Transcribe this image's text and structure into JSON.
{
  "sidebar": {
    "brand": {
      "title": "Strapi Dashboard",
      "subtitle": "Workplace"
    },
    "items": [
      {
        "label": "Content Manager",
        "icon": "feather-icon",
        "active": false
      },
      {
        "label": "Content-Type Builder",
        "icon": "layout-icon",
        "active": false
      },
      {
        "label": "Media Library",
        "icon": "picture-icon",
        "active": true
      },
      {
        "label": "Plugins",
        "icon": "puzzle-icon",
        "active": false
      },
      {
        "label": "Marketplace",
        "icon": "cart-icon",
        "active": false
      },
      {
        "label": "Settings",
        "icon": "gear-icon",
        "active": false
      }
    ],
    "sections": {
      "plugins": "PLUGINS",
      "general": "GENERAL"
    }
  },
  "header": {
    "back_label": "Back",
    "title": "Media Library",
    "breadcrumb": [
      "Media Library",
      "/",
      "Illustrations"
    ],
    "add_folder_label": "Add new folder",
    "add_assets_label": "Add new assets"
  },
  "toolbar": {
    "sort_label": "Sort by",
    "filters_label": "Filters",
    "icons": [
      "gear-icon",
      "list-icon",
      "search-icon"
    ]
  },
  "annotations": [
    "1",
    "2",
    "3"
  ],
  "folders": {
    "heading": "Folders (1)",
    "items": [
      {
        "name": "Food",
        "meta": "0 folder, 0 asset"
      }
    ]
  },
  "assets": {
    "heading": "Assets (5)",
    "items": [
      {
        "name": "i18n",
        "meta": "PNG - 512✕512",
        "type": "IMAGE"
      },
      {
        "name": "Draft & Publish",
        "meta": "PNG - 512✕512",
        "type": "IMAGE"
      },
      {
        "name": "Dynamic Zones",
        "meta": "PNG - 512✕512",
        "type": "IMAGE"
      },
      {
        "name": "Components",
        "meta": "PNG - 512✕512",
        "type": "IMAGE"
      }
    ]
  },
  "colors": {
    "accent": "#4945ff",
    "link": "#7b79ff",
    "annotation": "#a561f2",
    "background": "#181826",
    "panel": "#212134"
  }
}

◆ Exercise objective:
Extract the entries above verbatim.

◆ Response to the task:
Transcribe this image's text and structure into JSON.
{
  "sidebar": {
    "brand": {
      "title": "Strapi Dashboard",
      "subtitle": "Workplace"
    },
    "items": [
      {
        "label": "Content Manager",
        "icon": "feather-icon",
        "active": false
      },
      {
        "label": "Content-Type Builder",
        "icon": "layout-icon",
        "active": false
      },
      {
        "label": "Media Library",
        "icon": "picture-icon",
        "active": true
      },
      {
        "label": "Plugins",
        "icon": "puzzle-icon",
        "active": false
      },
      {
        "label": "Marketplace",
        "icon": "cart-icon",
        "active": false
      },
      {
        "label": "Settings",
        "icon": "gear-icon",
        "active": false
      }
    ],
    "sections": {
      "plugins": "PLUGINS",
      "general": "GENERAL"
    }
  },
  "header": {
    "back_label": "Back",
    "title": "Media Library",
    "breadcrumb": [
      "Media Library",
      "/",
      "Illustrations"
    ],
    "add_folder_label": "Add new folder",
    "add_assets_label": "Add new assets"
  },
  "toolbar": {
    "sort_label": "Sort by",
    "filters_label": "Filters",
    "icons": [
      "gear-icon",
      "list-icon",
      "search-icon"
    ]
  },
  "annotations": [
    "1",
    "2",
    "3"
  ],
  "folders": {
    "heading": "Folders (1)",
    "items": [
      {
        "name": "Food",
        "meta": "0 folder, 0 asset"
      }
    ]
  },
  "assets": {
    "heading": "Assets (5)",
    "items": [
      {
        "name": "i18n",
        "meta": "PNG - 512✕512",
        "type": "IMAGE"
      },
      {
        "name": "Draft & Publish",
        "meta": "PNG - 512✕512",
        "type": "IMAGE"
      },
      {
        "name": "Dynamic Zones",
        "meta": "PNG - 512✕512",
        "type": "IMAGE"
      },
      {
        "name": "Components",
        "meta": "PNG - 512✕512",
        "type": "IMAGE"
      }
    ]
  },
  "colors": {
    "accent": "#4945ff",
    "link": "#7b79ff",
    "annotation": "#a561f2",
    "background": "#181826",
    "panel": "#212134"
  }
}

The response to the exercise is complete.